====== Data extract

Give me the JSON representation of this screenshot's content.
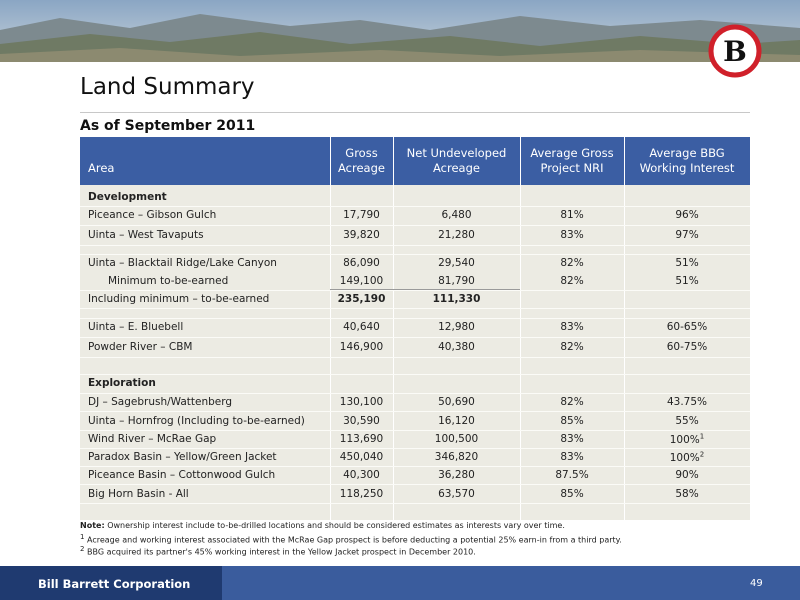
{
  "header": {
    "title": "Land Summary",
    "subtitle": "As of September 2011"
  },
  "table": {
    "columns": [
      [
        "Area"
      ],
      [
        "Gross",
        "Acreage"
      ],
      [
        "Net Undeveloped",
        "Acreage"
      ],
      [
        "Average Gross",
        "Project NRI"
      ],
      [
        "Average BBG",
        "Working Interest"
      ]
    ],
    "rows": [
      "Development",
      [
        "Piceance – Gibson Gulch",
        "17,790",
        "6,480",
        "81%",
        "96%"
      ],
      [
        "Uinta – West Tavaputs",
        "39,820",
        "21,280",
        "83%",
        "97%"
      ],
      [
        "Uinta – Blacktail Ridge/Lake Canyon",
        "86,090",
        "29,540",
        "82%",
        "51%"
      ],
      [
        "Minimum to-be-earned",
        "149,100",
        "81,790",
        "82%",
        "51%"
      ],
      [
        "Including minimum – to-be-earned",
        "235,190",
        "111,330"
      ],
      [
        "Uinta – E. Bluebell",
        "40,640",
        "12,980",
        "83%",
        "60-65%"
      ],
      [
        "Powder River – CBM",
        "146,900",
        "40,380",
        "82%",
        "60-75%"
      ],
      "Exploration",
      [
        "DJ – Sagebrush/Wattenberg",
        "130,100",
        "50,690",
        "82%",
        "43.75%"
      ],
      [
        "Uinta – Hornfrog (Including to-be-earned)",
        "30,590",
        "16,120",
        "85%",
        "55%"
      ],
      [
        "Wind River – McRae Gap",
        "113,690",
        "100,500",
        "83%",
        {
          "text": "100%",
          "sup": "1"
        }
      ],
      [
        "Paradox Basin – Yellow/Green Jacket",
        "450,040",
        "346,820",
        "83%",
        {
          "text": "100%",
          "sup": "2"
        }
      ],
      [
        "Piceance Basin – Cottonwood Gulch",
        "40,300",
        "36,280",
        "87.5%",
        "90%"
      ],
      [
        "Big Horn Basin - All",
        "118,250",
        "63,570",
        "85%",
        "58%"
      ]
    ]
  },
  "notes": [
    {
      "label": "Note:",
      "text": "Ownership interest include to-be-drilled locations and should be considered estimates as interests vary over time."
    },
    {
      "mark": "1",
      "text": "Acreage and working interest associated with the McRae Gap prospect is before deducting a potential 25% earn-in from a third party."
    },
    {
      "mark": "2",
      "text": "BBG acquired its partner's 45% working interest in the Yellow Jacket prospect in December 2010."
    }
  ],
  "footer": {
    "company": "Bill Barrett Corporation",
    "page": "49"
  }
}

============

Every line of the listing that holds "McRae" should be found and copied.

        "Wind River – McRae Gap",
      "text": "Acreage and working interest associated with the McRae Gap prospect is before deducting a potential 25% earn-in from a third party."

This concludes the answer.